(Figure collection entries)
* * * * * * *

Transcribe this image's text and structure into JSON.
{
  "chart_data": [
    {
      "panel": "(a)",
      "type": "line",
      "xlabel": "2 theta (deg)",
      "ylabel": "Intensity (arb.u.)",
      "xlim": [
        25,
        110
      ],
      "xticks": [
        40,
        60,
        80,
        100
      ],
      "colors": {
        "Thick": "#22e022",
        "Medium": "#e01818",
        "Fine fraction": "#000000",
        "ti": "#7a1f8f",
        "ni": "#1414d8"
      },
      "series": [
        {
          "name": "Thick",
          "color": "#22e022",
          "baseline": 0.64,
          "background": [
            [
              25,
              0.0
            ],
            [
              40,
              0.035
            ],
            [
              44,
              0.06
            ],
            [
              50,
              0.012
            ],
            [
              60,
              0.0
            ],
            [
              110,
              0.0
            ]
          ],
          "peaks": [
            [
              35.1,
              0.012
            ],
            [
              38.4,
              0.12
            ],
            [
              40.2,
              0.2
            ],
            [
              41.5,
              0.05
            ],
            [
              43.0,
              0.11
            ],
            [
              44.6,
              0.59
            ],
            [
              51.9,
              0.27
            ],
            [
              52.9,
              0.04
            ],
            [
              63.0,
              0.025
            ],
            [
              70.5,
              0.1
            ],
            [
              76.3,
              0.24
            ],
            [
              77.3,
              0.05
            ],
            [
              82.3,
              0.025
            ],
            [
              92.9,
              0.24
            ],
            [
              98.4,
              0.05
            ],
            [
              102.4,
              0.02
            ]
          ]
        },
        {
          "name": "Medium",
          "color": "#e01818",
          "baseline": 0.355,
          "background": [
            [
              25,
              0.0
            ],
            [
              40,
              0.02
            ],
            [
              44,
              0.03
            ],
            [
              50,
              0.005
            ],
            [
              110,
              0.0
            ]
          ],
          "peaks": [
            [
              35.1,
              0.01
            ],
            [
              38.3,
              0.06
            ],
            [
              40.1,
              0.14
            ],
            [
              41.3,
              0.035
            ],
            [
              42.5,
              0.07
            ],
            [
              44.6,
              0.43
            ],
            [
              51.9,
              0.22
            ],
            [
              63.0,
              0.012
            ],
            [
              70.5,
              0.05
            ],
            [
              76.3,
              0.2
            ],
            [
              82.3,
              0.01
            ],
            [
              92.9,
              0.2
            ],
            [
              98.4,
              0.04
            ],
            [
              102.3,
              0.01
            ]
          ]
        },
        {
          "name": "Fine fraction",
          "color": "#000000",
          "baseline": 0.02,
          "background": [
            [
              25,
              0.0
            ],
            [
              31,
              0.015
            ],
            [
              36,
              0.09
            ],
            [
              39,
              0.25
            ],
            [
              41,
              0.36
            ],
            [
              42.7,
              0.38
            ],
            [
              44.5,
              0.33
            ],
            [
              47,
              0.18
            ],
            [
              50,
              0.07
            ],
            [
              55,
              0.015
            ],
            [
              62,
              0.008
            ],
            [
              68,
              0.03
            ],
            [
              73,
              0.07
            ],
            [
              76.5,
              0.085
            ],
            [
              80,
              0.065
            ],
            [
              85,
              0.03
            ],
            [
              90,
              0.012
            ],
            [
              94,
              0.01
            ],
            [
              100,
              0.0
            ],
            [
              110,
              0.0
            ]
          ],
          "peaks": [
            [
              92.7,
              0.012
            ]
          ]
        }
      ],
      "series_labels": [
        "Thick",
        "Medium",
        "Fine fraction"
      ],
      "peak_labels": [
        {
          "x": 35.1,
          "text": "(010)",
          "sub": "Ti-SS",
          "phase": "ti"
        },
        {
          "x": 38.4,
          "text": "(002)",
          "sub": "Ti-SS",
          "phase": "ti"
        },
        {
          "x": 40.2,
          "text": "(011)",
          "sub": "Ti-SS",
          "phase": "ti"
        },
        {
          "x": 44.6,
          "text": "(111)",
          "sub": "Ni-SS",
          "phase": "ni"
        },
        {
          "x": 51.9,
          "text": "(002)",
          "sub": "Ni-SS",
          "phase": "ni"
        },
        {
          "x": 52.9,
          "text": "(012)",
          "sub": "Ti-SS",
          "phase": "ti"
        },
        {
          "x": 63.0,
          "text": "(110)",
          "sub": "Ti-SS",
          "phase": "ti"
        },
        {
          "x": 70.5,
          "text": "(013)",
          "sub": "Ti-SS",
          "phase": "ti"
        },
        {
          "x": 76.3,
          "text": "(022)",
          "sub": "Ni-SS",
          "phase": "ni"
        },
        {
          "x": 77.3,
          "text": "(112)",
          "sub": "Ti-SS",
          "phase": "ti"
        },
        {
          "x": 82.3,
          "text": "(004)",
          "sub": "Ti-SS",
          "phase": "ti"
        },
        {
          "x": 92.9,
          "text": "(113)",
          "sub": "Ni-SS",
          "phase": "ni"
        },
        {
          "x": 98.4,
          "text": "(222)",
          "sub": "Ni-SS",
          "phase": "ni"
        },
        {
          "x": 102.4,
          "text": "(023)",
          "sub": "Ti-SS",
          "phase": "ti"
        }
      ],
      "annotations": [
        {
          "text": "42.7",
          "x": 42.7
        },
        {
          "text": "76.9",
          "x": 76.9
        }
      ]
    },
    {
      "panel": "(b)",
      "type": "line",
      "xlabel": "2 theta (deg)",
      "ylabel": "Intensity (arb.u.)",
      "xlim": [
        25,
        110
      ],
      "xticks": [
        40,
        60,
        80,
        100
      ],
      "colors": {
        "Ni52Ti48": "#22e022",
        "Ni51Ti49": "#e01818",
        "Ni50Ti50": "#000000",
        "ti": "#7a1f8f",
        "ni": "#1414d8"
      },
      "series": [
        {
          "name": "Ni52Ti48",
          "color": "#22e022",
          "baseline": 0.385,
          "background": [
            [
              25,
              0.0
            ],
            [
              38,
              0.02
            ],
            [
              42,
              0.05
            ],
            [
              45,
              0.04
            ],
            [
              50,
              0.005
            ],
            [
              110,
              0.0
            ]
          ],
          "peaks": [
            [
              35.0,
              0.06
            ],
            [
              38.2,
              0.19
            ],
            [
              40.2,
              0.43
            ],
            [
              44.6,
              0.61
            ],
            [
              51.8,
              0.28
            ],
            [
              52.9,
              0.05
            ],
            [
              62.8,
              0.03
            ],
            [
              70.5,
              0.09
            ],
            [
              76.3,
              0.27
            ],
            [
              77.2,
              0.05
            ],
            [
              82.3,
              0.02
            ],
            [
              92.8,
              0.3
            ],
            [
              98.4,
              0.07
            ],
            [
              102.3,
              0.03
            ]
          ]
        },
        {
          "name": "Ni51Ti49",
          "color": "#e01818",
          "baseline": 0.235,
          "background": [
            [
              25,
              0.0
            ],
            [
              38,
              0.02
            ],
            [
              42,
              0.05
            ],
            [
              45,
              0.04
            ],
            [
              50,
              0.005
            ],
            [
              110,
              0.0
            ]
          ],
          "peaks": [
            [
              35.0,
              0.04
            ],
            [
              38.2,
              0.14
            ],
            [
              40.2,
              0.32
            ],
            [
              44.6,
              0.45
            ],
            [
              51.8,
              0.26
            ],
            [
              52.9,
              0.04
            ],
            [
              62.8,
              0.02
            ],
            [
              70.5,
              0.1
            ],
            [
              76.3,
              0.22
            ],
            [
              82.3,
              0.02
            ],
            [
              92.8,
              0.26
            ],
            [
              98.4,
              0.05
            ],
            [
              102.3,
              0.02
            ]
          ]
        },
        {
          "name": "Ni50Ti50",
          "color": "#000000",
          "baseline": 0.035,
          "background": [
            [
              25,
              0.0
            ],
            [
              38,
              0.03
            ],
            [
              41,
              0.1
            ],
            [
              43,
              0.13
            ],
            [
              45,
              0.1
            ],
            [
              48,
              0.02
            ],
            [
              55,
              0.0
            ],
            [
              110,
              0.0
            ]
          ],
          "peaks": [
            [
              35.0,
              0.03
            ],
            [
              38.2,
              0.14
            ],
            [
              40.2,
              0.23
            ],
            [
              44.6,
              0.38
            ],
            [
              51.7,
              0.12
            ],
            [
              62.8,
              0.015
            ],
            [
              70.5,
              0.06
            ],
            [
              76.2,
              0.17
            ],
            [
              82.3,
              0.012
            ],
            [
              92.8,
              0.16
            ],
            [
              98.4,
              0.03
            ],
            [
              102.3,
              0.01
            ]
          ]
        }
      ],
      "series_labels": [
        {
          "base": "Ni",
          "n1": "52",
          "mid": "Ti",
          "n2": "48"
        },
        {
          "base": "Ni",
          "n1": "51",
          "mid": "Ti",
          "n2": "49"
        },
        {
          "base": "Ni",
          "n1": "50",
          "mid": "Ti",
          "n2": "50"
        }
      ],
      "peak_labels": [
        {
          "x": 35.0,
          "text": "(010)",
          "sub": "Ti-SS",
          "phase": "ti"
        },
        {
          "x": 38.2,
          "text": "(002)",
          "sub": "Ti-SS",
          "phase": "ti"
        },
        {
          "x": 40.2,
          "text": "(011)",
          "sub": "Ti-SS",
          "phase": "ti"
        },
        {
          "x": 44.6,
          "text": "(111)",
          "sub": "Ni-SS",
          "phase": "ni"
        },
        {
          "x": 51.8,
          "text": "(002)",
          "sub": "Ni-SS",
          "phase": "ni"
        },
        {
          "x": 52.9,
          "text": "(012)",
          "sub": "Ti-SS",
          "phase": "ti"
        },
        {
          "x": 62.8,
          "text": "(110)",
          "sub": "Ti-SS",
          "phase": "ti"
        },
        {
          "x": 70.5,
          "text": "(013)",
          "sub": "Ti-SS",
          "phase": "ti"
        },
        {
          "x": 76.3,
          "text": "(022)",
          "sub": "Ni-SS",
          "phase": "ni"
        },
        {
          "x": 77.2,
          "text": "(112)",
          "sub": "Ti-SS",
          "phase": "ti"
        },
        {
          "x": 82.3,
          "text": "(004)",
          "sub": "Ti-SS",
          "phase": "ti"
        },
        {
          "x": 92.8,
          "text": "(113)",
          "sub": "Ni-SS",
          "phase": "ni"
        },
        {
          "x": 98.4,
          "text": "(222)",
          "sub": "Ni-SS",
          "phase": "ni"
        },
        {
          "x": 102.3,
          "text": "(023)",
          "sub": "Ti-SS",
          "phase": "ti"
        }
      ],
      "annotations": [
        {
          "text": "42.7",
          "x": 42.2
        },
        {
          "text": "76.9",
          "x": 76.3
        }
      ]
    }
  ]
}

* * * * * * *

*What to produce*.
From the data, pick out every line that includes "name".

*Exercise output*.
          "name": "Thick",
          "name": "Medium",
          "name": "Fine fraction",
          "name": "Ni52Ti48",
          "name": "Ni51Ti49",
          "name": "Ni50Ti50",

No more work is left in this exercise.